Collect each line containing "consumption".
### DATA LISTING ###
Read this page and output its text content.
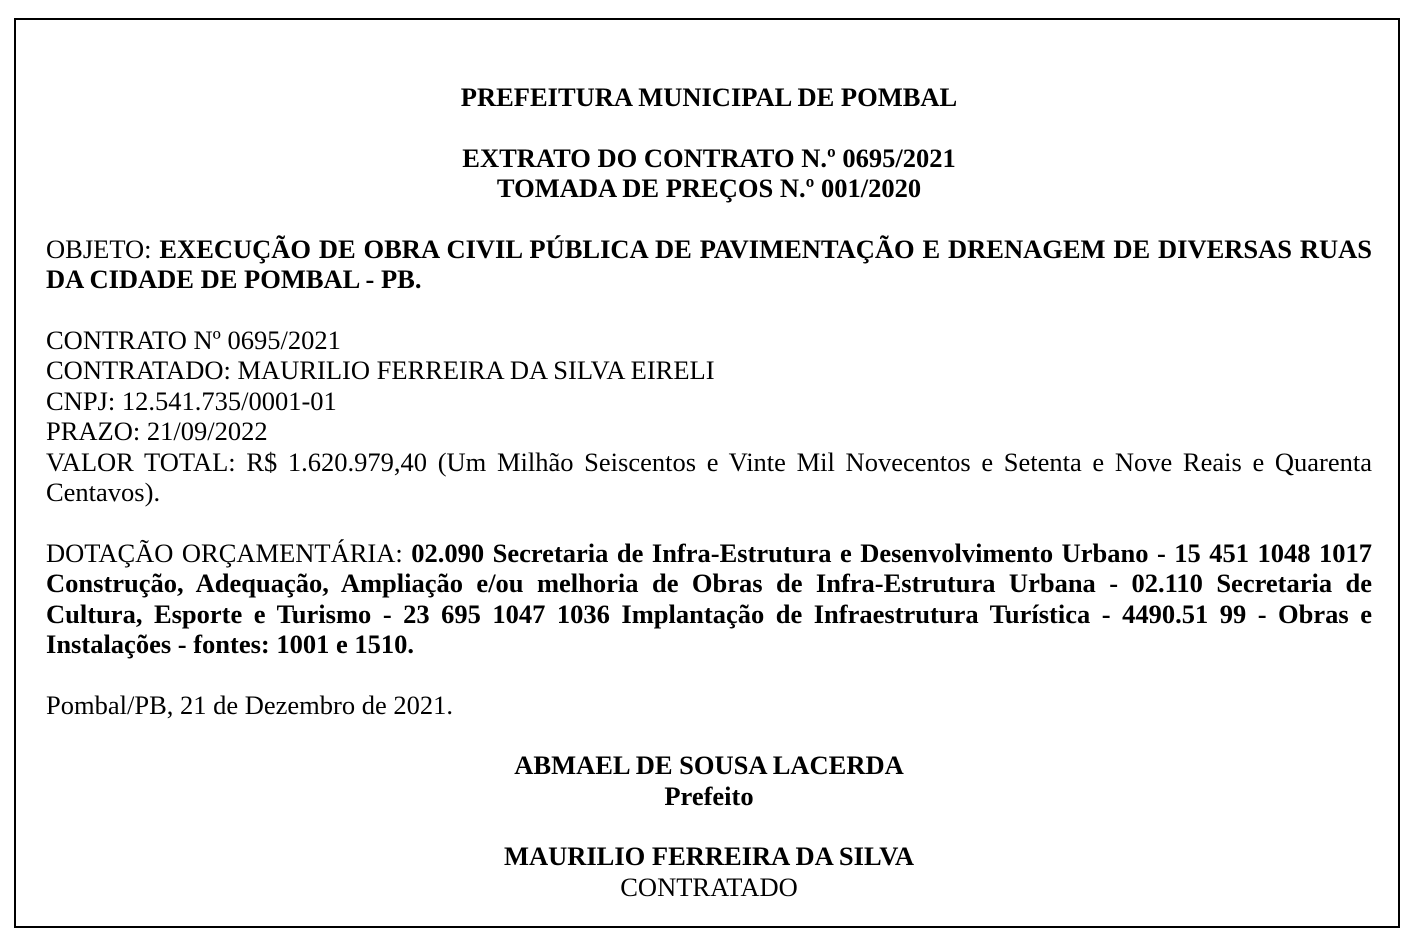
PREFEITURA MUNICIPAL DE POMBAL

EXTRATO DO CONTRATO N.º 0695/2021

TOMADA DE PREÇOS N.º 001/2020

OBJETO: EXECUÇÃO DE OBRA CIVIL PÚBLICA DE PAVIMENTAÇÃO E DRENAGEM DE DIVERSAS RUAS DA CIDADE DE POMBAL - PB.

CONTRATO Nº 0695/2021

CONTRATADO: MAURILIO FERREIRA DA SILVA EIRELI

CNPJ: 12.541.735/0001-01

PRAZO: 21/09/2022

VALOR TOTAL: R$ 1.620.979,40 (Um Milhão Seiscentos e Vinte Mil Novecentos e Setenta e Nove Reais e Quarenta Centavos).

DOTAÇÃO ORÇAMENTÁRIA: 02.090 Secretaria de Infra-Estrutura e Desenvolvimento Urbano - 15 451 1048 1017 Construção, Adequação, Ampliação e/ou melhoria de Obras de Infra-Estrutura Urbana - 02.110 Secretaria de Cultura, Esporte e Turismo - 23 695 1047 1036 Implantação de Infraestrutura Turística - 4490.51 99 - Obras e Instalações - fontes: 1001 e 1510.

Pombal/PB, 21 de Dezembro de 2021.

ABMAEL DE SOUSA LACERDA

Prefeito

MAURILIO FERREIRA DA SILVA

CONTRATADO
###
### DATA LISTING ###
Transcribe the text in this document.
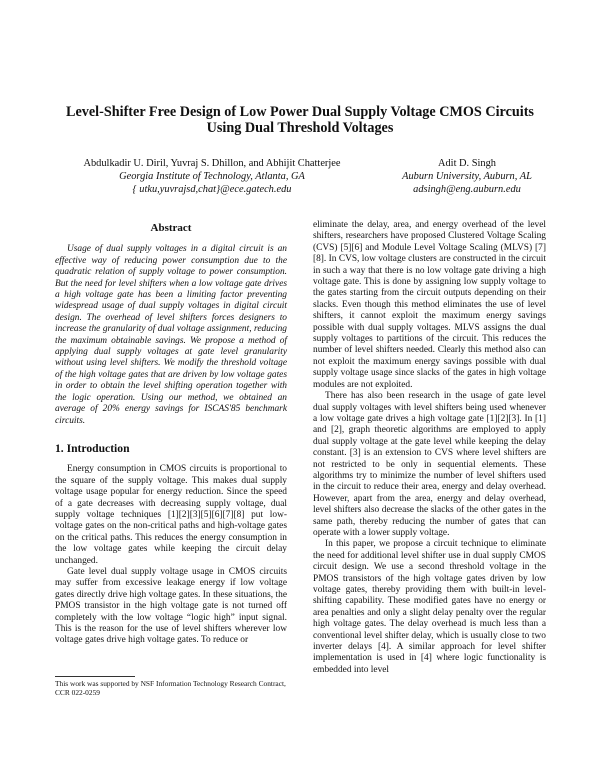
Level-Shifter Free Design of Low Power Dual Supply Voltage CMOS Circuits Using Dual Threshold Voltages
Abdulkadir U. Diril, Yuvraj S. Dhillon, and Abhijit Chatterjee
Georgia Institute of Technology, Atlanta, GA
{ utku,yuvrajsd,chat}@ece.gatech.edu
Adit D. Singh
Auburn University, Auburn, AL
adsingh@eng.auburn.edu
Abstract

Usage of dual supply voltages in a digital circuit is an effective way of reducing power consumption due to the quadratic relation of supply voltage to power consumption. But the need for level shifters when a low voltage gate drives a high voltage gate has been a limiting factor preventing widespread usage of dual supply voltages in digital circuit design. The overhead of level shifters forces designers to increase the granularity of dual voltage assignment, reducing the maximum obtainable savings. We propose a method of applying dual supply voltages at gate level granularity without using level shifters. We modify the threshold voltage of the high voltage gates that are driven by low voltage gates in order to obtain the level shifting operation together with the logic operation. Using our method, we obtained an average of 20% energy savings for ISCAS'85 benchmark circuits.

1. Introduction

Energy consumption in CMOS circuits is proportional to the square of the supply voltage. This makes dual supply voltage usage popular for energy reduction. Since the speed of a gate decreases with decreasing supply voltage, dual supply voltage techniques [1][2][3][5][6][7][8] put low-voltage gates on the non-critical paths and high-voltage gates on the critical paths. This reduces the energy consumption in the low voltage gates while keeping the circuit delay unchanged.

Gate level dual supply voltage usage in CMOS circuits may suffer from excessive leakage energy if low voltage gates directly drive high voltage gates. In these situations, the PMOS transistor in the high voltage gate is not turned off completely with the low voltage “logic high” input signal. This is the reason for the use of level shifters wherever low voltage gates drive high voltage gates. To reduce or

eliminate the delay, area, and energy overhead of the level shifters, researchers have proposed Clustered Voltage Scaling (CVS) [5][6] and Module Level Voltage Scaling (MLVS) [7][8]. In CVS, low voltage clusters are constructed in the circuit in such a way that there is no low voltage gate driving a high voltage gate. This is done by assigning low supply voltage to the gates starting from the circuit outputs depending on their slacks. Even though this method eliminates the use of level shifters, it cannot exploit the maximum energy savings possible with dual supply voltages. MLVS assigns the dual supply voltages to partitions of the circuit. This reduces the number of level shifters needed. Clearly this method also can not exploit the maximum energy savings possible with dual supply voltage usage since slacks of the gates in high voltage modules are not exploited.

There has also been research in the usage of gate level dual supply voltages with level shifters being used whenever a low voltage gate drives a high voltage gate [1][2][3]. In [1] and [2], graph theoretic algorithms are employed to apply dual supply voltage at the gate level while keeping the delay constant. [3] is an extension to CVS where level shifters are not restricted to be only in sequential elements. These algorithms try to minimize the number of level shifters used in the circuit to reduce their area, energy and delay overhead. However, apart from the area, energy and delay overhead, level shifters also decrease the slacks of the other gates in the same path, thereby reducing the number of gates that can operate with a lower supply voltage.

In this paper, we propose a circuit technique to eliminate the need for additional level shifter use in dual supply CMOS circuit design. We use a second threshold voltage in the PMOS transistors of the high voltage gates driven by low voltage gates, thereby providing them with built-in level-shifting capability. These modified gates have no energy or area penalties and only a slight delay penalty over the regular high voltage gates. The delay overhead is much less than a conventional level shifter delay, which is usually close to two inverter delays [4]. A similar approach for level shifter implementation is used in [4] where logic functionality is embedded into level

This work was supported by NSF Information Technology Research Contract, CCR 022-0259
###
- [TASK RESULT]
Usage of dual supply voltages in a digital circuit is an effective way of reducing power consumption due to the quadratic relation of supply voltage to power consumption. But the need for level shifters when a low voltage gate drives a high voltage gate has been a limiting factor preventing widespread usage of dual supply voltages in digital circuit design. The overhead of level shifters forces designers to increase the granularity of dual voltage assignment, reducing the maximum obtainable savings. We propose a method of applying dual supply voltages at gate level granularity without using level shifters. We modify the threshold voltage of the high voltage gates that are driven by low voltage gates in order to obtain the level shifting operation together with the logic operation. Using our method, we obtained an average of 20% energy savings for ISCAS'85 benchmark circuits.
Energy consumption in CMOS circuits is proportional to the square of the supply voltage. This makes dual supply voltage usage popular for energy reduction. Since the speed of a gate decreases with decreasing supply voltage, dual supply voltage techniques [1][2][3][5][6][7][8] put low-voltage gates on the non-critical paths and high-voltage gates on the critical paths. This reduces the energy consumption in the low voltage gates while keeping the circuit delay unchanged.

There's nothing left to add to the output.